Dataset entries
━━━━━━━━━━━━━━━━━━━━━━━━━━━━━━
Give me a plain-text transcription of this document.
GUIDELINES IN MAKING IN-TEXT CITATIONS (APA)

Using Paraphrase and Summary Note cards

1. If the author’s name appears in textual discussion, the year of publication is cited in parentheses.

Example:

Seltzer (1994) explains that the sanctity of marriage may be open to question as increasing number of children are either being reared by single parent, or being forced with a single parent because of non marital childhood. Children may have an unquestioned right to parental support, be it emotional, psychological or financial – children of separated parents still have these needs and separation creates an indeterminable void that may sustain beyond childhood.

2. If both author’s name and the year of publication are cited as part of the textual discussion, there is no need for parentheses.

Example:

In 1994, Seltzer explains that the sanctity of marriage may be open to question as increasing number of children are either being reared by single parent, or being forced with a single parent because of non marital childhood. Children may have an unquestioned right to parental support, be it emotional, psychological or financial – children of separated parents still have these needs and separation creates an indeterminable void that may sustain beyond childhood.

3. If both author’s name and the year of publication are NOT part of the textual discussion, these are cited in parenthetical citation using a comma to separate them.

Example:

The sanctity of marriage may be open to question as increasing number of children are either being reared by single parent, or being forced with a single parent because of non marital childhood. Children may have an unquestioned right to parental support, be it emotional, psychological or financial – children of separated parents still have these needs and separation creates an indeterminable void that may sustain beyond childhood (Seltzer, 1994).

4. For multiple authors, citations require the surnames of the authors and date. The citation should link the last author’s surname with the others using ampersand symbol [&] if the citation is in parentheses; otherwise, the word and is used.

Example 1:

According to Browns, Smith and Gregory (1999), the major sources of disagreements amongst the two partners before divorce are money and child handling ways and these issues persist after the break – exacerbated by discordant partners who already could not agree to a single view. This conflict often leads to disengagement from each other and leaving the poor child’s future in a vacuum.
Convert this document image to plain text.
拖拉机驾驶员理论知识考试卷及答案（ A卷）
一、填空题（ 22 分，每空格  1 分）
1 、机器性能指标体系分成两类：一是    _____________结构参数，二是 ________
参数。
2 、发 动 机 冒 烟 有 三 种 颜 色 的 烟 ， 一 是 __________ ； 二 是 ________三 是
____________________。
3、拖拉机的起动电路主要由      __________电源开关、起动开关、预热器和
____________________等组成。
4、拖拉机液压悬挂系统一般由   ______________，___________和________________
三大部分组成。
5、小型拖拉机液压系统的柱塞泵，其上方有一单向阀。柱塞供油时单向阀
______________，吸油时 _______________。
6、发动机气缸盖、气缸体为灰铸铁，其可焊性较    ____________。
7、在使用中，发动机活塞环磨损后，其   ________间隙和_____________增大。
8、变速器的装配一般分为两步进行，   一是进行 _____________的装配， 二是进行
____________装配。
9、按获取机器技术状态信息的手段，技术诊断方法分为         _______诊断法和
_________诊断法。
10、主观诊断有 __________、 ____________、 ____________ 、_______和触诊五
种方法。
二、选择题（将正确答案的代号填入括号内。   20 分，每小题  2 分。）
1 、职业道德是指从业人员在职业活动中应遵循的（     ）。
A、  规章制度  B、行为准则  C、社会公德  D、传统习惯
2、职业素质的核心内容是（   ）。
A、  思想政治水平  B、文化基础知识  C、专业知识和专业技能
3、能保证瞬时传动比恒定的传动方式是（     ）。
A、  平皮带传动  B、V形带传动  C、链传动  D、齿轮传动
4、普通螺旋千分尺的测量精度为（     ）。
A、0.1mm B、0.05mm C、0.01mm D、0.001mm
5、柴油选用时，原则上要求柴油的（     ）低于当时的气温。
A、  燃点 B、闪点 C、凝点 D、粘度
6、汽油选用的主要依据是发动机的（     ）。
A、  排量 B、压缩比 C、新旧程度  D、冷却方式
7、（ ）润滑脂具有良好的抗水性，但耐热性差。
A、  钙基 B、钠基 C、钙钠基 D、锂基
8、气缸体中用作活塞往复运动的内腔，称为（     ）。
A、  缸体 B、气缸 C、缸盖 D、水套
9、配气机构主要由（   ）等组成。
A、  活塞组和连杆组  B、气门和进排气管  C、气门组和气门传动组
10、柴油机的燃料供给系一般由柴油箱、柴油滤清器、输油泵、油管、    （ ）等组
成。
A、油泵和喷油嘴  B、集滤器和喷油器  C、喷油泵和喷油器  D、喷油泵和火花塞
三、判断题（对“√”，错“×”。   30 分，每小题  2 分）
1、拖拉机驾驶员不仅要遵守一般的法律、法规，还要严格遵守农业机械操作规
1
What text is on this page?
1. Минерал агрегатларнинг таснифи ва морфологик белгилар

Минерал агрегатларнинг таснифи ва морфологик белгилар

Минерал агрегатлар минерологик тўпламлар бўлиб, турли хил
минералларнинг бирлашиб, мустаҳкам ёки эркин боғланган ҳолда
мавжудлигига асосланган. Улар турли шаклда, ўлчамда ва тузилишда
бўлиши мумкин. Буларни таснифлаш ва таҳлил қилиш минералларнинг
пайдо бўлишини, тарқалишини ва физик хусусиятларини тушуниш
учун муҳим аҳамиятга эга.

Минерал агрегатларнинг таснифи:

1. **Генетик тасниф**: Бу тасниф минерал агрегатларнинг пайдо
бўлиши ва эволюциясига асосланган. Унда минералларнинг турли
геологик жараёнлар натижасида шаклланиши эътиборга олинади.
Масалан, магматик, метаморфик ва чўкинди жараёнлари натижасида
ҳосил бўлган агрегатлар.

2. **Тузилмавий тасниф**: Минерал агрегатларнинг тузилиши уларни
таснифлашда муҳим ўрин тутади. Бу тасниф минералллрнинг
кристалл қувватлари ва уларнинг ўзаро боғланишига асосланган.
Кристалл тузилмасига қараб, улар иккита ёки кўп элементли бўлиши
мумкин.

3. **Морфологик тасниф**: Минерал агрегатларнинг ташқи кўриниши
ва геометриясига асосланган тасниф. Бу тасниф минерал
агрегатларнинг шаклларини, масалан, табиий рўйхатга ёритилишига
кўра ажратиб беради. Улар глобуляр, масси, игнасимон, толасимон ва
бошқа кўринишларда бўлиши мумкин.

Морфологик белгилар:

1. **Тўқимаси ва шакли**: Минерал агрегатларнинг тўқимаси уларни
━━━━━━━━━━━━━━━━━━━━━━━━━━━━━━
### Prompt
Every entry must be output again, exactly as written above.

### Response to this exercise
Give me a plain-text transcription of this document.
GUIDELINES IN MAKING IN-TEXT CITATIONS (APA)

Using Paraphrase and Summary Note cards

1. If the author’s name appears in textual discussion, the year of publication is cited in parentheses.

Example:

Seltzer (1994) explains that the sanctity of marriage may be open to question as increasing number of children are either being reared by single parent, or being forced with a single parent because of non marital childhood. Children may have an unquestioned right to parental support, be it emotional, psychological or financial – children of separated parents still have these needs and separation creates an indeterminable void that may sustain beyond childhood.

2. If both author’s name and the year of publication are cited as part of the textual discussion, there is no need for parentheses.

Example:

In 1994, Seltzer explains that the sanctity of marriage may be open to question as increasing number of children are either being reared by single parent, or being forced with a single parent because of non marital childhood. Children may have an unquestioned right to parental support, be it emotional, psychological or financial – children of separated parents still have these needs and separation creates an indeterminable void that may sustain beyond childhood.

3. If both author’s name and the year of publication are NOT part of the textual discussion, these are cited in parenthetical citation using a comma to separate them.

Example:

The sanctity of marriage may be open to question as increasing number of children are either being reared by single parent, or being forced with a single parent because of non marital childhood. Children may have an unquestioned right to parental support, be it emotional, psychological or financial – children of separated parents still have these needs and separation creates an indeterminable void that may sustain beyond childhood (Seltzer, 1994).

4. For multiple authors, citations require the surnames of the authors and date. The citation should link the last author’s surname with the others using ampersand symbol [&] if the citation is in parentheses; otherwise, the word and is used.

Example 1:

According to Browns, Smith and Gregory (1999), the major sources of disagreements amongst the two partners before divorce are money and child handling ways and these issues persist after the break – exacerbated by discordant partners who already could not agree to a single view. This conflict often leads to disengagement from each other and leaving the poor child’s future in a vacuum.
Convert this document image to plain text.
拖拉机驾驶员理论知识考试卷及答案（ A卷）
一、填空题（ 22 分，每空格  1 分）
1 、机器性能指标体系分成两类：一是    _____________结构参数，二是 ________
参数。
2 、发 动 机 冒 烟 有 三 种 颜 色 的 烟 ， 一 是 __________ ； 二 是 ________三 是
____________________。
3、拖拉机的起动电路主要由      __________电源开关、起动开关、预热器和
____________________等组成。
4、拖拉机液压悬挂系统一般由   ______________，___________和________________
三大部分组成。
5、小型拖拉机液压系统的柱塞泵，其上方有一单向阀。柱塞供油时单向阀
______________，吸油时 _______________。
6、发动机气缸盖、气缸体为灰铸铁，其可焊性较    ____________。
7、在使用中，发动机活塞环磨损后，其   ________间隙和_____________增大。
8、变速器的装配一般分为两步进行，   一是进行 _____________的装配， 二是进行
____________装配。
9、按获取机器技术状态信息的手段，技术诊断方法分为         _______诊断法和
_________诊断法。
10、主观诊断有 __________、 ____________、 ____________ 、_______和触诊五
种方法。
二、选择题（将正确答案的代号填入括号内。   20 分，每小题  2 分。）
1 、职业道德是指从业人员在职业活动中应遵循的（     ）。
A、  规章制度  B、行为准则  C、社会公德  D、传统习惯
2、职业素质的核心内容是（   ）。
A、  思想政治水平  B、文化基础知识  C、专业知识和专业技能
3、能保证瞬时传动比恒定的传动方式是（     ）。
A、  平皮带传动  B、V形带传动  C、链传动  D、齿轮传动
4、普通螺旋千分尺的测量精度为（     ）。
A、0.1mm B、0.05mm C、0.01mm D、0.001mm
5、柴油选用时，原则上要求柴油的（     ）低于当时的气温。
A、  燃点 B、闪点 C、凝点 D、粘度
6、汽油选用的主要依据是发动机的（     ）。
A、  排量 B、压缩比 C、新旧程度  D、冷却方式
7、（ ）润滑脂具有良好的抗水性，但耐热性差。
A、  钙基 B、钠基 C、钙钠基 D、锂基
8、气缸体中用作活塞往复运动的内腔，称为（     ）。
A、  缸体 B、气缸 C、缸盖 D、水套
9、配气机构主要由（   ）等组成。
A、  活塞组和连杆组  B、气门和进排气管  C、气门组和气门传动组
10、柴油机的燃料供给系一般由柴油箱、柴油滤清器、输油泵、油管、    （ ）等组
成。
A、油泵和喷油嘴  B、集滤器和喷油器  C、喷油泵和喷油器  D、喷油泵和火花塞
三、判断题（对“√”，错“×”。   30 分，每小题  2 分）
1、拖拉机驾驶员不仅要遵守一般的法律、法规，还要严格遵守农业机械操作规
1
What text is on this page?
1. Минерал агрегатларнинг таснифи ва морфологик белгилар

Минерал агрегатларнинг таснифи ва морфологик белгилар

Минерал агрегатлар минерологик тўпламлар бўлиб, турли хил
минералларнинг бирлашиб, мустаҳкам ёки эркин боғланган ҳолда
мавжудлигига асосланган. Улар турли шаклда, ўлчамда ва тузилишда
бўлиши мумкин. Буларни таснифлаш ва таҳлил қилиш минералларнинг
пайдо бўлишини, тарқалишини ва физик хусусиятларини тушуниш
учун муҳим аҳамиятга эга.

Минерал агрегатларнинг таснифи:

1. **Генетик тасниф**: Бу тасниф минерал агрегатларнинг пайдо
бўлиши ва эволюциясига асосланган. Унда минералларнинг турли
геологик жараёнлар натижасида шаклланиши эътиборга олинади.
Масалан, магматик, метаморфик ва чўкинди жараёнлари натижасида
ҳосил бўлган агрегатлар.

2. **Тузилмавий тасниф**: Минерал агрегатларнинг тузилиши уларни
таснифлашда муҳим ўрин тутади. Бу тасниф минералллрнинг
кристалл қувватлари ва уларнинг ўзаро боғланишига асосланган.
Кристалл тузилмасига қараб, улар иккита ёки кўп элементли бўлиши
мумкин.

3. **Морфологик тасниф**: Минерал агрегатларнинг ташқи кўриниши
ва геометриясига асосланган тасниф. Бу тасниф минерал
агрегатларнинг шаклларини, масалан, табиий рўйхатга ёритилишига
кўра ажратиб беради. Улар глобуляр, масси, игнасимон, толасимон ва
бошқа кўринишларда бўлиши мумкин.

Морфологик белгилар:

1. **Тўқимаси ва шакли**: Минерал агрегатларнинг тўқимаси уларни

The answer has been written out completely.